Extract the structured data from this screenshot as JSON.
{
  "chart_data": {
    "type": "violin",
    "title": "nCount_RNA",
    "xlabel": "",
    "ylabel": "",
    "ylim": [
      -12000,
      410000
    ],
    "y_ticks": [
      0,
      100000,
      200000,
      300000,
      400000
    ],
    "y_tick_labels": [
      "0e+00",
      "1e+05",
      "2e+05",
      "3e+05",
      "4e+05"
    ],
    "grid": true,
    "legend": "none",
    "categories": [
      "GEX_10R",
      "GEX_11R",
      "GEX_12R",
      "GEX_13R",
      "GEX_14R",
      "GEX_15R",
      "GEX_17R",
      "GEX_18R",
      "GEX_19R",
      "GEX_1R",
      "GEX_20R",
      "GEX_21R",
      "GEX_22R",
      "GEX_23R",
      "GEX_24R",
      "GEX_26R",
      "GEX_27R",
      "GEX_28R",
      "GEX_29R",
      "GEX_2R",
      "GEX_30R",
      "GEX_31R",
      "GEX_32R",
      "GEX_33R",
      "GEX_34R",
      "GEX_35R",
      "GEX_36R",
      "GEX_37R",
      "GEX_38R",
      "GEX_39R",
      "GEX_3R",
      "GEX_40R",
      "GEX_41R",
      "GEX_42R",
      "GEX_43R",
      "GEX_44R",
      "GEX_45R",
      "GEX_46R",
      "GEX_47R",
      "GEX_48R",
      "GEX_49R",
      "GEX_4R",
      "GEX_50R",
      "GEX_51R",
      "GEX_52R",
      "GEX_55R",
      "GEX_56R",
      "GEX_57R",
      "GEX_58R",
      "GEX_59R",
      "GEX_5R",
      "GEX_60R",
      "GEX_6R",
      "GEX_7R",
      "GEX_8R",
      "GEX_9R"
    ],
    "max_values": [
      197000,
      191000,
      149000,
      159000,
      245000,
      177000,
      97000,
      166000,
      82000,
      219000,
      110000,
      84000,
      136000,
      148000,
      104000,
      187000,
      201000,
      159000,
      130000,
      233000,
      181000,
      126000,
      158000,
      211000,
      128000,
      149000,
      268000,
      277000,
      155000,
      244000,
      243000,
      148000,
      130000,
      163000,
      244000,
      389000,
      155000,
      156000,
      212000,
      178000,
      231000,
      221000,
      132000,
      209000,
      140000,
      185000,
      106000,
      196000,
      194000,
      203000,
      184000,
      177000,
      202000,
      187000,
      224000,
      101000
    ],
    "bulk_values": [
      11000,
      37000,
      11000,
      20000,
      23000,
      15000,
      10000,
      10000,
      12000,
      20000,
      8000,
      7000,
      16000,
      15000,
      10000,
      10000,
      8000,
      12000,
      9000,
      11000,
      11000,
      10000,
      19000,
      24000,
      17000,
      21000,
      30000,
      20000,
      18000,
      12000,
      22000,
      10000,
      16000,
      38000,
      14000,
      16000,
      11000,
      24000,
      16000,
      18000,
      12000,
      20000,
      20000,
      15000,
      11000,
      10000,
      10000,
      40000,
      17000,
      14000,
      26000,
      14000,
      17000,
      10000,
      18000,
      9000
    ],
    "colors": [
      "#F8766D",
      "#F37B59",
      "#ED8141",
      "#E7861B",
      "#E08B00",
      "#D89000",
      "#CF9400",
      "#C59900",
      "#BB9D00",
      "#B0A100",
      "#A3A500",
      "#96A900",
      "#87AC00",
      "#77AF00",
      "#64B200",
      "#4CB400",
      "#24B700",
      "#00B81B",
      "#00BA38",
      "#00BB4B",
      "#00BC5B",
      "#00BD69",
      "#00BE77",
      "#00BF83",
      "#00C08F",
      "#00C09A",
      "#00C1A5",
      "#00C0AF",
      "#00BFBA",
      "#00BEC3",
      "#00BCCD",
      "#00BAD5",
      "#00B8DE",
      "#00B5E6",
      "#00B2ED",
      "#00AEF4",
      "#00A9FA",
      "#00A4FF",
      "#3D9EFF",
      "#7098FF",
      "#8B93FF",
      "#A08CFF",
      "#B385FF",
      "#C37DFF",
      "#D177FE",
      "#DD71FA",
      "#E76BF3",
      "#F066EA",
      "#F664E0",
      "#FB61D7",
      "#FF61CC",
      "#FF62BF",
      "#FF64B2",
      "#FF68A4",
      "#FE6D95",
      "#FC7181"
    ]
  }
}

########################################

The records above should be restated word for word, please.

### Solution for this task
Extract the structured data from this screenshot as JSON.
{
  "chart_data": {
    "type": "violin",
    "title": "nCount_RNA",
    "xlabel": "",
    "ylabel": "",
    "ylim": [
      -12000,
      410000
    ],
    "y_ticks": [
      0,
      100000,
      200000,
      300000,
      400000
    ],
    "y_tick_labels": [
      "0e+00",
      "1e+05",
      "2e+05",
      "3e+05",
      "4e+05"
    ],
    "grid": true,
    "legend": "none",
    "categories": [
      "GEX_10R",
      "GEX_11R",
      "GEX_12R",
      "GEX_13R",
      "GEX_14R",
      "GEX_15R",
      "GEX_17R",
      "GEX_18R",
      "GEX_19R",
      "GEX_1R",
      "GEX_20R",
      "GEX_21R",
      "GEX_22R",
      "GEX_23R",
      "GEX_24R",
      "GEX_26R",
      "GEX_27R",
      "GEX_28R",
      "GEX_29R",
      "GEX_2R",
      "GEX_30R",
      "GEX_31R",
      "GEX_32R",
      "GEX_33R",
      "GEX_34R",
      "GEX_35R",
      "GEX_36R",
      "GEX_37R",
      "GEX_38R",
      "GEX_39R",
      "GEX_3R",
      "GEX_40R",
      "GEX_41R",
      "GEX_42R",
      "GEX_43R",
      "GEX_44R",
      "GEX_45R",
      "GEX_46R",
      "GEX_47R",
      "GEX_48R",
      "GEX_49R",
      "GEX_4R",
      "GEX_50R",
      "GEX_51R",
      "GEX_52R",
      "GEX_55R",
      "GEX_56R",
      "GEX_57R",
      "GEX_58R",
      "GEX_59R",
      "GEX_5R",
      "GEX_60R",
      "GEX_6R",
      "GEX_7R",
      "GEX_8R",
      "GEX_9R"
    ],
    "max_values": [
      197000,
      191000,
      149000,
      159000,
      245000,
      177000,
      97000,
      166000,
      82000,
      219000,
      110000,
      84000,
      136000,
      148000,
      104000,
      187000,
      201000,
      159000,
      130000,
      233000,
      181000,
      126000,
      158000,
      211000,
      128000,
      149000,
      268000,
      277000,
      155000,
      244000,
      243000,
      148000,
      130000,
      163000,
      244000,
      389000,
      155000,
      156000,
      212000,
      178000,
      231000,
      221000,
      132000,
      209000,
      140000,
      185000,
      106000,
      196000,
      194000,
      203000,
      184000,
      177000,
      202000,
      187000,
      224000,
      101000
    ],
    "bulk_values": [
      11000,
      37000,
      11000,
      20000,
      23000,
      15000,
      10000,
      10000,
      12000,
      20000,
      8000,
      7000,
      16000,
      15000,
      10000,
      10000,
      8000,
      12000,
      9000,
      11000,
      11000,
      10000,
      19000,
      24000,
      17000,
      21000,
      30000,
      20000,
      18000,
      12000,
      22000,
      10000,
      16000,
      38000,
      14000,
      16000,
      11000,
      24000,
      16000,
      18000,
      12000,
      20000,
      20000,
      15000,
      11000,
      10000,
      10000,
      40000,
      17000,
      14000,
      26000,
      14000,
      17000,
      10000,
      18000,
      9000
    ],
    "colors": [
      "#F8766D",
      "#F37B59",
      "#ED8141",
      "#E7861B",
      "#E08B00",
      "#D89000",
      "#CF9400",
      "#C59900",
      "#BB9D00",
      "#B0A100",
      "#A3A500",
      "#96A900",
      "#87AC00",
      "#77AF00",
      "#64B200",
      "#4CB400",
      "#24B700",
      "#00B81B",
      "#00BA38",
      "#00BB4B",
      "#00BC5B",
      "#00BD69",
      "#00BE77",
      "#00BF83",
      "#00C08F",
      "#00C09A",
      "#00C1A5",
      "#00C0AF",
      "#00BFBA",
      "#00BEC3",
      "#00BCCD",
      "#00BAD5",
      "#00B8DE",
      "#00B5E6",
      "#00B2ED",
      "#00AEF4",
      "#00A9FA",
      "#00A4FF",
      "#3D9EFF",
      "#7098FF",
      "#8B93FF",
      "#A08CFF",
      "#B385FF",
      "#C37DFF",
      "#D177FE",
      "#DD71FA",
      "#E76BF3",
      "#F066EA",
      "#F664E0",
      "#FB61D7",
      "#FF61CC",
      "#FF62BF",
      "#FF64B2",
      "#FF68A4",
      "#FE6D95",
      "#FC7181"
    ]
  }
}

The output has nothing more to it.